WORKING DATA >>
+++

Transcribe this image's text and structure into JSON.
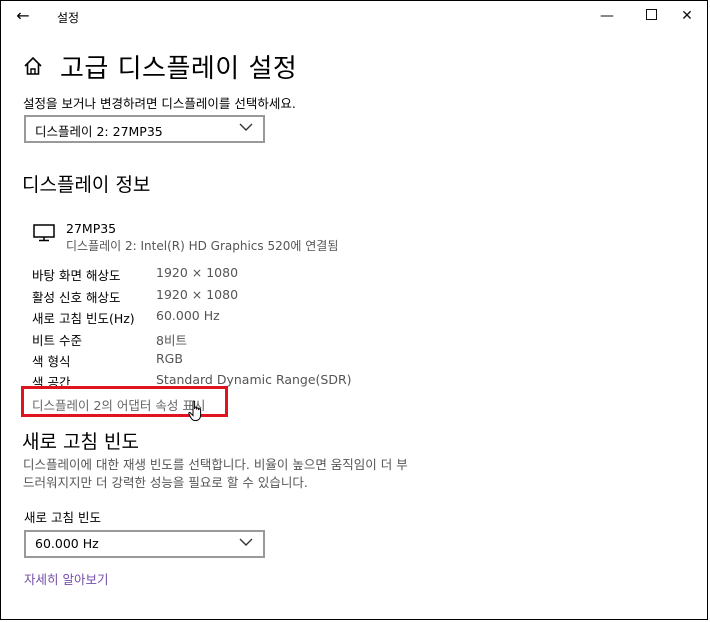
{
  "window": {
    "back_glyph": "←",
    "title": "설정",
    "minimize_glyph": "—",
    "close_glyph": "✕"
  },
  "page": {
    "title": "고급 디스플레이 설정",
    "select_prompt": "설정을 보거나 변경하려면 디스플레이를 선택하세요.",
    "display_select": "디스플레이 2: 27MP35"
  },
  "display_info": {
    "heading": "디스플레이 정보",
    "monitor_name": "27MP35",
    "monitor_connection": "디스플레이 2: Intel(R) HD Graphics 520에 연결됨",
    "rows": [
      {
        "label": "바탕 화면 해상도",
        "value": "1920 × 1080"
      },
      {
        "label": "활성 신호 해상도",
        "value": "1920 × 1080"
      },
      {
        "label": "새로 고침 빈도(Hz)",
        "value": "60.000 Hz"
      },
      {
        "label": "비트 수준",
        "value": "8비트"
      },
      {
        "label": "색 형식",
        "value": "RGB"
      },
      {
        "label": "색 공간",
        "value": "Standard Dynamic Range(SDR)"
      }
    ],
    "adapter_link": "디스플레이 2의 어댑터 속성 표시"
  },
  "refresh": {
    "heading": "새로 고침 빈도",
    "description": "디스플레이에 대한 재생 빈도를 선택합니다. 비율이 높으면 움직임이 더 부드러워지지만 더 강력한 성능을 필요로 할 수 있습니다.",
    "label": "새로 고침 빈도",
    "select_value": "60.000 Hz",
    "learn_more": "자세히 알아보기"
  },
  "colors": {
    "highlight": "#e0141e",
    "link": "#744da9"
  },
  "icons": [
    "back-arrow-icon",
    "home-icon",
    "monitor-icon",
    "chevron-down-icon",
    "hand-cursor-icon"
  ]
}
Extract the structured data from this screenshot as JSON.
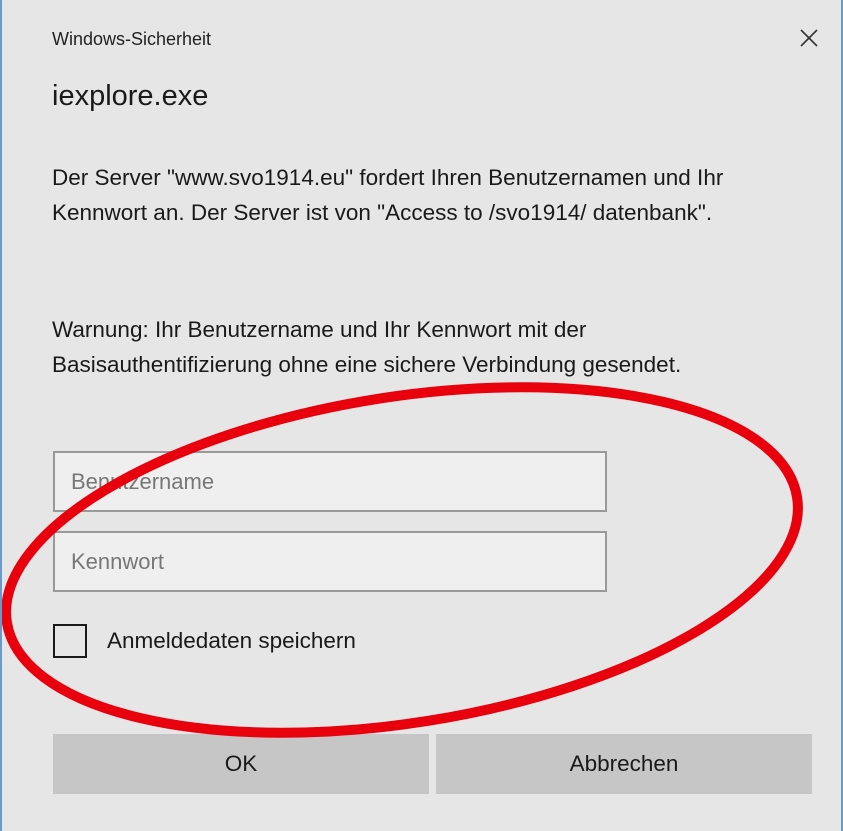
{
  "window": {
    "title": "Windows-Sicherheit",
    "close_icon": "close-icon"
  },
  "app_name": "iexplore.exe",
  "message": "Der Server \"www.svo1914.eu\" fordert Ihren Benutzernamen und Ihr Kennwort an. Der Server ist von \"Access to /svo1914/ datenbank\".",
  "warning": "Warnung: Ihr Benutzername und Ihr Kennwort mit der Basisauthentifizierung ohne eine sichere Verbindung gesendet.",
  "form": {
    "username_placeholder": "Benutzername",
    "password_placeholder": "Kennwort",
    "remember_label": "Anmeldedaten speichern",
    "remember_checked": false
  },
  "buttons": {
    "ok_label": "OK",
    "cancel_label": "Abbrechen"
  },
  "colors": {
    "background": "#e6e6e6",
    "button": "#c6c6c6",
    "annotation": "#e8000c",
    "window_border": "#6b9ac9"
  }
}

+++

EXERCISE BRIEF >>
Set down every entry word for word, but omit the pictures.

FULL OUTPUT >>
Transcribe this image's text and structure into JSON.
{
  "window": {
    "back_glyph": "←",
    "title": "설정",
    "minimize_glyph": "—",
    "close_glyph": "✕"
  },
  "page": {
    "title": "고급 디스플레이 설정",
    "select_prompt": "설정을 보거나 변경하려면 디스플레이를 선택하세요.",
    "display_select": "디스플레이 2: 27MP35"
  },
  "display_info": {
    "heading": "디스플레이 정보",
    "monitor_name": "27MP35",
    "monitor_connection": "디스플레이 2: Intel(R) HD Graphics 520에 연결됨",
    "rows": [
      {
        "label": "바탕 화면 해상도",
        "value": "1920 × 1080"
      },
      {
        "label": "활성 신호 해상도",
        "value": "1920 × 1080"
      },
      {
        "label": "새로 고침 빈도(Hz)",
        "value": "60.000 Hz"
      },
      {
        "label": "비트 수준",
        "value": "8비트"
      },
      {
        "label": "색 형식",
        "value": "RGB"
      },
      {
        "label": "색 공간",
        "value": "Standard Dynamic Range(SDR)"
      }
    ],
    "adapter_link": "디스플레이 2의 어댑터 속성 표시"
  },
  "refresh": {
    "heading": "새로 고침 빈도",
    "description": "디스플레이에 대한 재생 빈도를 선택합니다. 비율이 높으면 움직임이 더 부드러워지지만 더 강력한 성능을 필요로 할 수 있습니다.",
    "label": "새로 고침 빈도",
    "select_value": "60.000 Hz",
    "learn_more": "자세히 알아보기"
  },
  "colors": {
    "highlight": "#e0141e",
    "link": "#744da9"
  },
  "icons": [
    "back-arrow-icon",
    "home-icon",
    "monitor-icon",
    "chevron-down-icon",
    "hand-cursor-icon"
  ]
}
Extract the structured data from this screenshot as JSON.
{
  "window": {
    "title": "Windows-Sicherheit",
    "close_icon": "close-icon"
  },
  "app_name": "iexplore.exe",
  "message": "Der Server \"www.svo1914.eu\" fordert Ihren Benutzernamen und Ihr Kennwort an. Der Server ist von \"Access to /svo1914/ datenbank\".",
  "warning": "Warnung: Ihr Benutzername und Ihr Kennwort mit der Basisauthentifizierung ohne eine sichere Verbindung gesendet.",
  "form": {
    "username_placeholder": "Benutzername",
    "password_placeholder": "Kennwort",
    "remember_label": "Anmeldedaten speichern",
    "remember_checked": false
  },
  "buttons": {
    "ok_label": "OK",
    "cancel_label": "Abbrechen"
  },
  "colors": {
    "background": "#e6e6e6",
    "button": "#c6c6c6",
    "annotation": "#e8000c",
    "window_border": "#6b9ac9"
  }
}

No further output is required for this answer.